- Required task -
Assemble all lines in which the string "background" appears.

- Dataset rows -
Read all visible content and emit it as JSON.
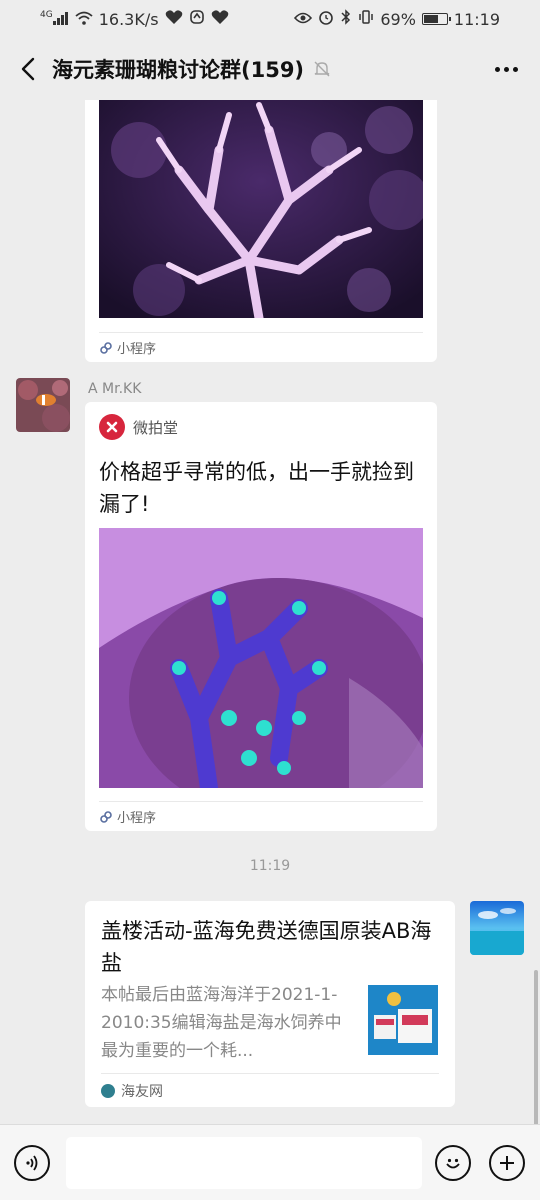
{
  "status_bar": {
    "network": "4G",
    "speed": "16.3K/s",
    "battery_pct": "69%",
    "battery_level": 0.69,
    "time": "11:19"
  },
  "nav": {
    "title": "海元素珊瑚粮讨论群(159)"
  },
  "messages": {
    "m1": {
      "footer_label": "小程序"
    },
    "m2": {
      "sender": "A  Mr.KK",
      "source_name": "微拍堂",
      "title": "价格超乎寻常的低，出一手就捡到漏了!",
      "footer_label": "小程序"
    },
    "timestamp": "11:19",
    "m3": {
      "title": "盖楼活动-蓝海免费送德国原装AB海盐",
      "description": "本帖最后由蓝海海洋于2021-1-2010:35编辑海盐是海水饲养中最为重要的一个耗...",
      "source_name": "海友网"
    }
  },
  "colors": {
    "background": "#ededed",
    "card": "#ffffff",
    "brand_red": "#d7263d"
  },
  "icons": [
    "back-arrow-icon",
    "mute-bell-icon",
    "more-icon",
    "miniprogram-icon",
    "voice-icon",
    "emoji-icon",
    "plus-icon"
  ]
}
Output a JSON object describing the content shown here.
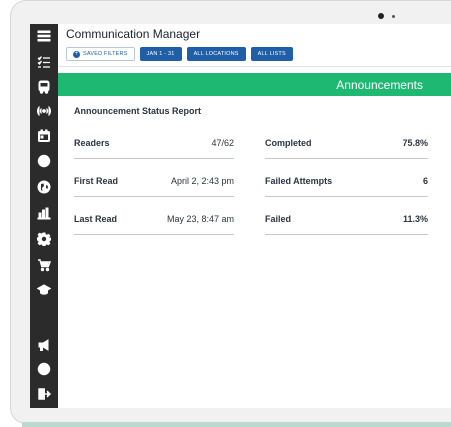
{
  "app": {
    "title": "Communication Manager"
  },
  "filters": {
    "saved_filters": "SAVED FILTERS",
    "date_range": "JAN 1 - 31",
    "locations": "ALL LOCATIONS",
    "lists": "ALL LISTS"
  },
  "sidebar": {
    "icons": [
      "menu-icon",
      "checklist-icon",
      "bus-icon",
      "broadcast-icon",
      "calendar-icon",
      "clock-icon",
      "globe-icon",
      "bar-chart-icon",
      "gear-icon",
      "cart-icon",
      "graduation-cap-icon",
      "megaphone-icon",
      "lifebuoy-icon",
      "logout-icon"
    ]
  },
  "banner": {
    "title": "Announcements"
  },
  "report": {
    "title": "Announcement Status Report",
    "left": [
      {
        "label": "Readers",
        "value": "47/62"
      },
      {
        "label": "First Read",
        "value": "April 2, 2:43 pm"
      },
      {
        "label": "Last Read",
        "value": "May 23, 8:47 am"
      }
    ],
    "right": [
      {
        "label": "Completed",
        "value": "75.8%"
      },
      {
        "label": "Failed Attempts",
        "value": "6"
      },
      {
        "label": "Failed",
        "value": "11.3%"
      }
    ]
  },
  "colors": {
    "sidebar": "#2b2b2b",
    "banner": "#1fb873",
    "button": "#1f5fa8"
  }
}
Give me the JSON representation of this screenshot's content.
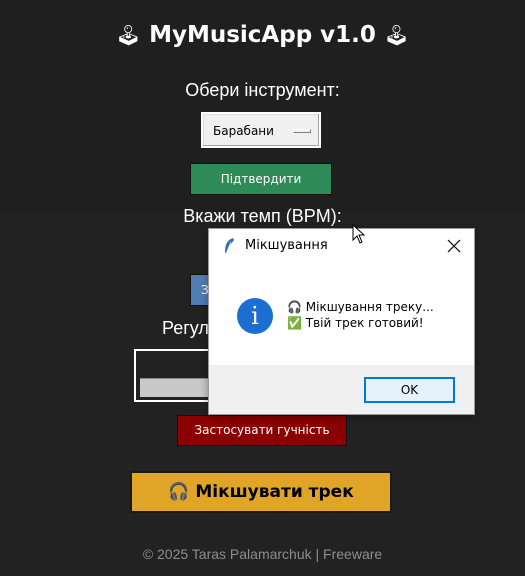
{
  "app": {
    "title": "MyMusicApp v1.0",
    "title_icon_left": "🕹",
    "title_icon_right": "🕹"
  },
  "instrument": {
    "label": "Обери інструмент:",
    "selected": "Барабани",
    "confirm_label": "Підтвердити"
  },
  "tempo": {
    "label": "Вкажи темп (BPM):",
    "apply_label_partial": "З"
  },
  "volume": {
    "label_partial": "Регул",
    "apply_label": "Застосувати гучність"
  },
  "mix": {
    "icon": "🎧",
    "label": "Мікшувати трек"
  },
  "footer": {
    "text": "© 2025 Taras Palamarchuk | Freeware"
  },
  "dialog": {
    "title": "Мікшування",
    "line1": "🎧 Мікшування треку...",
    "line2": "✅ Твій трек готовий!",
    "ok_label": "OK",
    "info_icon": "i"
  },
  "colors": {
    "background": "#222222",
    "confirm": "#2e8b57",
    "apply_volume": "#8b0000",
    "mix": "#e0a527",
    "info": "#1c6fd1",
    "ok_border": "#0078d7"
  }
}
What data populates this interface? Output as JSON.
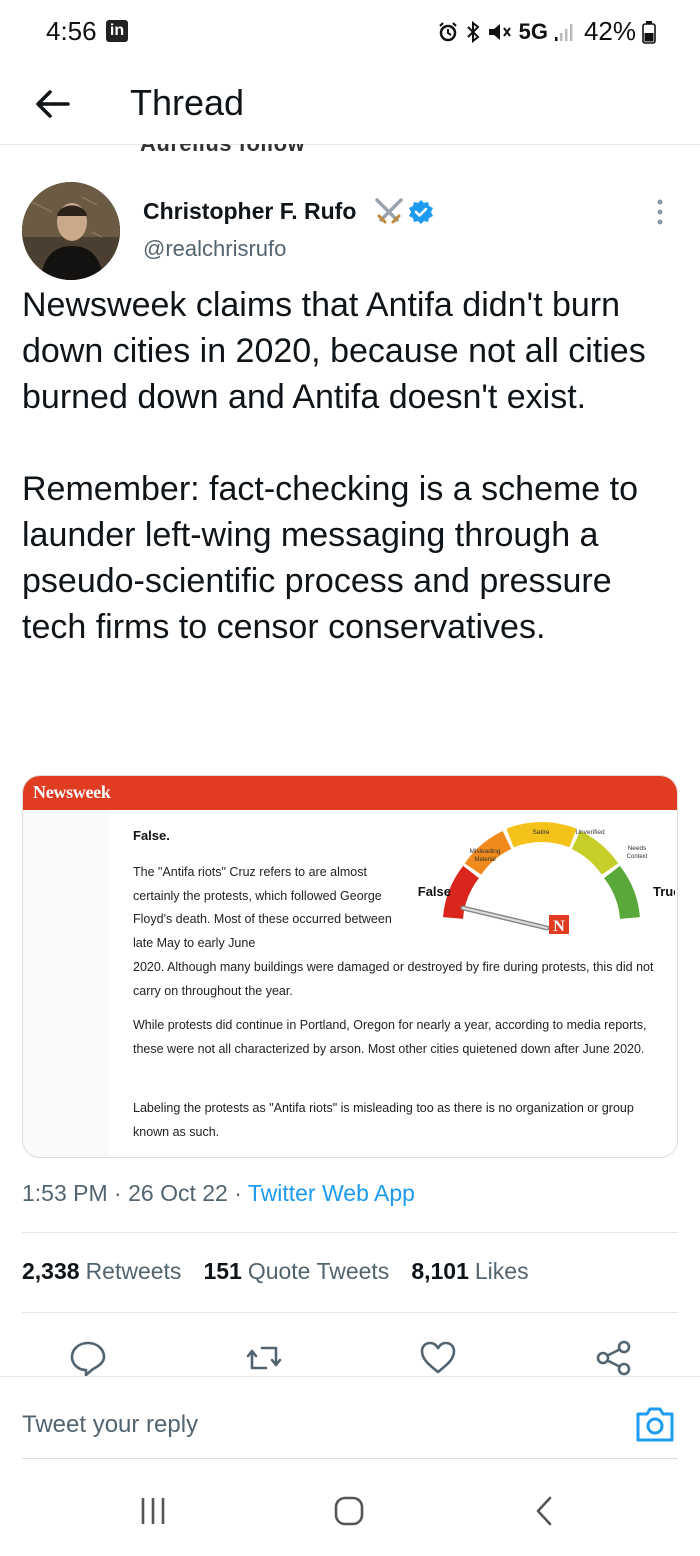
{
  "status_bar": {
    "time": "4:56",
    "app_badge": "in",
    "network": "5G",
    "battery": "42%"
  },
  "header": {
    "title": "Thread"
  },
  "previous_snippet": "Aurelius follow",
  "tweet": {
    "author_name": "Christopher F. Rufo",
    "author_handle": "@realchrisrufo",
    "paragraphs": [
      "Newsweek claims that Antifa didn't burn down cities in 2020, because not all cities burned down and Antifa doesn't exist.",
      "Remember: fact-checking is a scheme to launder left-wing messaging through a pseudo-scientific process and pressure tech firms to censor conservatives."
    ],
    "timestamp": "1:53 PM · 26 Oct 22 · ",
    "source": "Twitter Web App"
  },
  "embed": {
    "brand": "Newsweek",
    "verdict": "False.",
    "para1a": "The \"Antifa riots\" Cruz refers to are almost certainly the protests, which followed George Floyd's death. Most of these occurred between late May to early June",
    "para1b": "2020. Although many buildings were damaged or destroyed by fire during protests, this did not carry on throughout the year.",
    "para2": "While protests did continue in Portland, Oregon for nearly a year, according to media reports, these were not all characterized by arson. Most other cities quietened down after June 2020.",
    "para3": "Labeling the protests as \"Antifa riots\" is misleading too as there is no organization or group known as such.",
    "gauge": {
      "left_label": "False",
      "right_label": "True",
      "misleading": "Misleading",
      "material": "Material",
      "satire": "Satire",
      "unverified": "Unverified",
      "needs": "Needs",
      "context": "Context",
      "badge": "N"
    }
  },
  "stats": {
    "retweets_count": "2,338",
    "retweets_label": "Retweets",
    "quotes_count": "151",
    "quotes_label": "Quote Tweets",
    "likes_count": "8,101",
    "likes_label": "Likes"
  },
  "reply": {
    "placeholder": "Tweet your reply"
  },
  "colors": {
    "accent": "#1d9bf0",
    "newsweek_red": "#e03c22",
    "text_secondary": "#536471"
  }
}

- Reply -
    "background": "#ededed",
    "background": "#222222",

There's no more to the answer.